(Entries from a visual dataset)
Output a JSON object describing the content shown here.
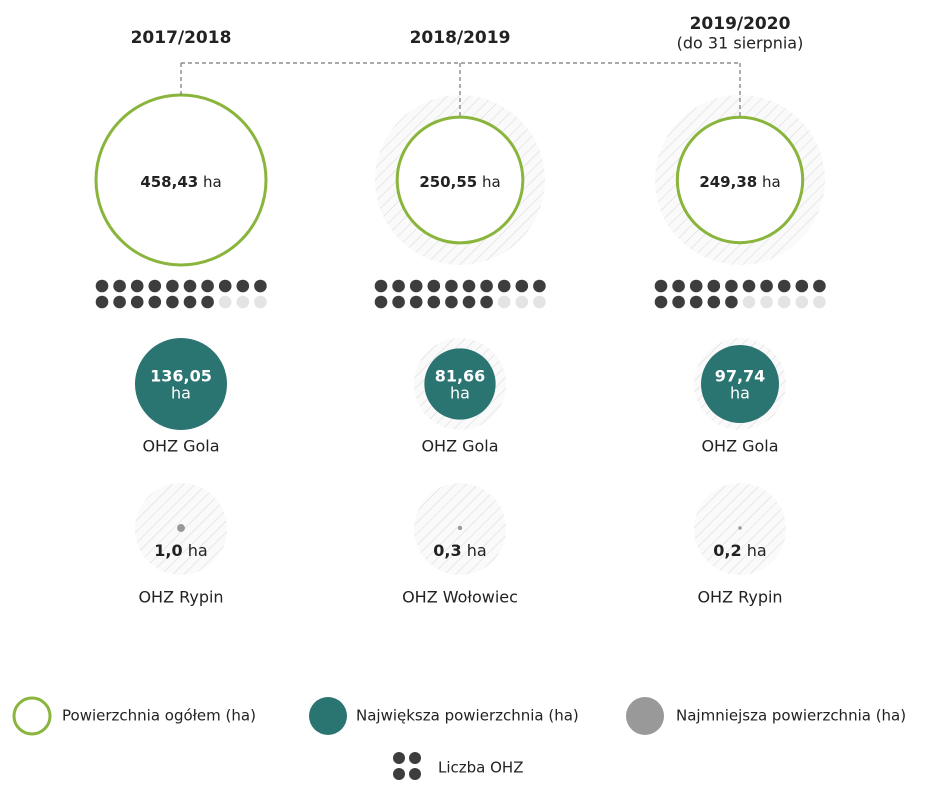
{
  "columns": [
    {
      "year": "2017/2018",
      "total": {
        "value": 458.43,
        "label": "458,43",
        "unit": "ha"
      },
      "dots": {
        "count": 17,
        "max": 20
      },
      "largest": {
        "value": 136.05,
        "label": "136,05",
        "unit": "ha",
        "name": "OHZ Gola"
      },
      "smallest": {
        "value": 1.0,
        "label": "1,0",
        "unit": "ha",
        "name": "OHZ Rypin"
      }
    },
    {
      "year": "2018/2019",
      "total": {
        "value": 250.55,
        "label": "250,55",
        "unit": "ha"
      },
      "dots": {
        "count": 17,
        "max": 20
      },
      "largest": {
        "value": 81.66,
        "label": "81,66",
        "unit": "ha",
        "name": "OHZ Gola"
      },
      "smallest": {
        "value": 0.3,
        "label": "0,3",
        "unit": "ha",
        "name": "OHZ Wołowiec"
      }
    },
    {
      "year": "2019/2020",
      "subtitle": "(do 31 sierpnia)",
      "total": {
        "value": 249.38,
        "label": "249,38",
        "unit": "ha"
      },
      "dots": {
        "count": 15,
        "max": 20
      },
      "largest": {
        "value": 97.74,
        "label": "97,74",
        "unit": "ha",
        "name": "OHZ Gola"
      },
      "smallest": {
        "value": 0.2,
        "label": "0,2",
        "unit": "ha",
        "name": "OHZ Rypin"
      }
    }
  ],
  "legend": {
    "total": "Powierzchnia ogółem (ha)",
    "largest": "Największa powierzchnia (ha)",
    "smallest": "Najmniejsza powierzchnia (ha)",
    "count": "Liczba OHZ"
  }
}
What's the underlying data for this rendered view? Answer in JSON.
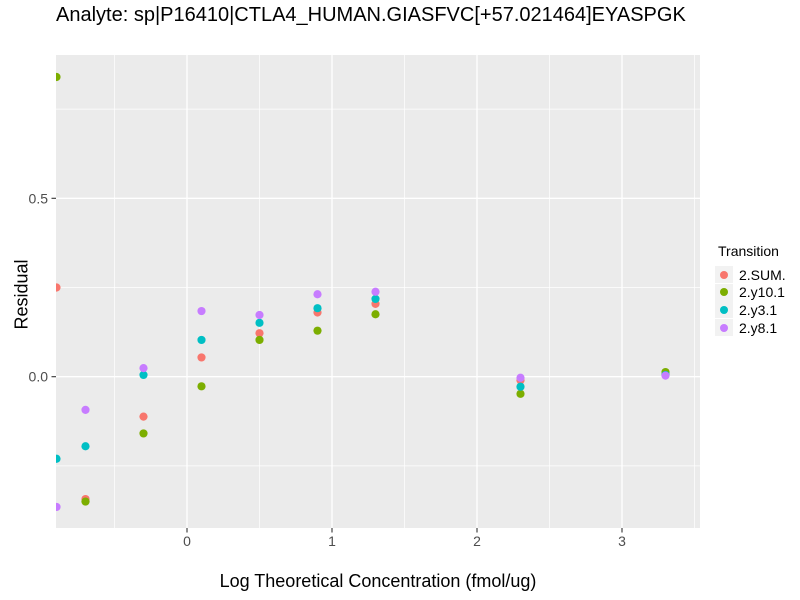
{
  "title": "Analyte: sp|P16410|CTLA4_HUMAN.GIASFVC[+57.021464]EYASPGK",
  "colors": {
    "panel_bg": "#EBEBEB",
    "gridline": "#FFFFFF",
    "tick_mark": "#333333",
    "tick_label": "#4D4D4D",
    "legend_key_bg": "#F2F2F2",
    "text": "#000000"
  },
  "chart_data": {
    "type": "scatter",
    "title": "Analyte: sp|P16410|CTLA4_HUMAN.GIASFVC[+57.021464]EYASPGK",
    "xlabel": "Log Theoretical Concentration (fmol/ug)",
    "ylabel": "Residual",
    "xlim": [
      -0.91,
      3.54
    ],
    "ylim": [
      -0.42,
      0.9
    ],
    "grid": true,
    "legend_position": "right",
    "legend_title": "Transition",
    "x_ticks": [
      {
        "v": 0,
        "label": "0"
      },
      {
        "v": 1,
        "label": "1"
      },
      {
        "v": 2,
        "label": "2"
      },
      {
        "v": 3,
        "label": "3"
      }
    ],
    "y_ticks": [
      {
        "v": 0.5,
        "label": "0.5"
      },
      {
        "v": 0.0,
        "label": "0.0"
      }
    ],
    "x_minor": [
      -0.5,
      0.5,
      1.5,
      2.5,
      3.5
    ],
    "y_minor": [
      -0.25,
      0.25,
      0.75
    ],
    "series": [
      {
        "name": "2.SUM.",
        "color": "#F8766D",
        "points": [
          [
            -0.9,
            0.25
          ],
          [
            -0.7,
            -0.343
          ],
          [
            -0.3,
            -0.112
          ],
          [
            0.1,
            0.054
          ],
          [
            0.5,
            0.122
          ],
          [
            0.9,
            0.18
          ],
          [
            1.3,
            0.204
          ],
          [
            2.3,
            -0.01
          ],
          [
            3.3,
            0.005
          ]
        ]
      },
      {
        "name": "2.y10.1",
        "color": "#7CAE00",
        "points": [
          [
            -0.9,
            0.84
          ],
          [
            -0.7,
            -0.35
          ],
          [
            -0.3,
            -0.159
          ],
          [
            0.1,
            -0.027
          ],
          [
            0.5,
            0.103
          ],
          [
            0.9,
            0.129
          ],
          [
            1.3,
            0.175
          ],
          [
            2.3,
            -0.048
          ],
          [
            3.3,
            0.013
          ]
        ]
      },
      {
        "name": "2.y3.1",
        "color": "#00BFC4",
        "points": [
          [
            -0.9,
            -0.23
          ],
          [
            -0.7,
            -0.195
          ],
          [
            -0.3,
            0.005
          ],
          [
            0.1,
            0.103
          ],
          [
            0.5,
            0.151
          ],
          [
            0.9,
            0.192
          ],
          [
            1.3,
            0.218
          ],
          [
            2.3,
            -0.028
          ],
          [
            3.3,
            0.005
          ]
        ]
      },
      {
        "name": "2.y8.1",
        "color": "#C77CFF",
        "points": [
          [
            -0.9,
            -0.365
          ],
          [
            -0.7,
            -0.093
          ],
          [
            -0.3,
            0.024
          ],
          [
            0.1,
            0.184
          ],
          [
            0.5,
            0.173
          ],
          [
            0.9,
            0.231
          ],
          [
            1.3,
            0.238
          ],
          [
            2.3,
            -0.003
          ],
          [
            3.3,
            0.003
          ]
        ]
      }
    ]
  }
}
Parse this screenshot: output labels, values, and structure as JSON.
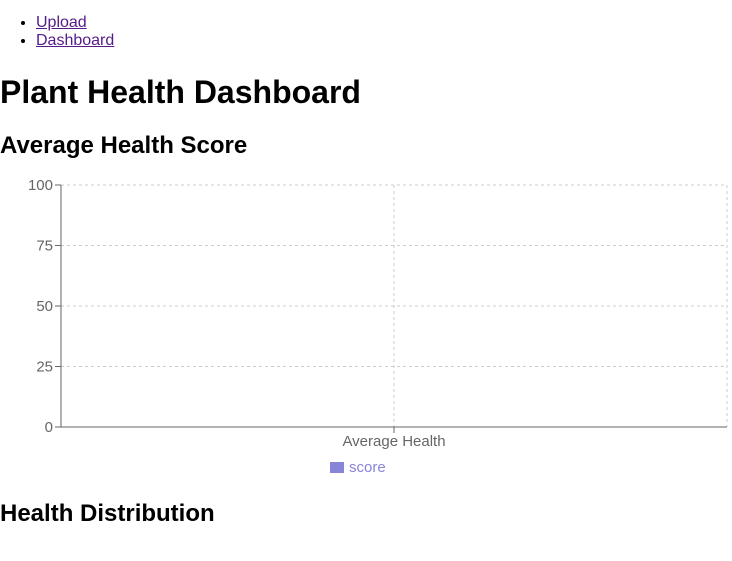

Given task
Across the entries, how many lines contain "EYASPGK"? Reply with the number only.

Right answer
2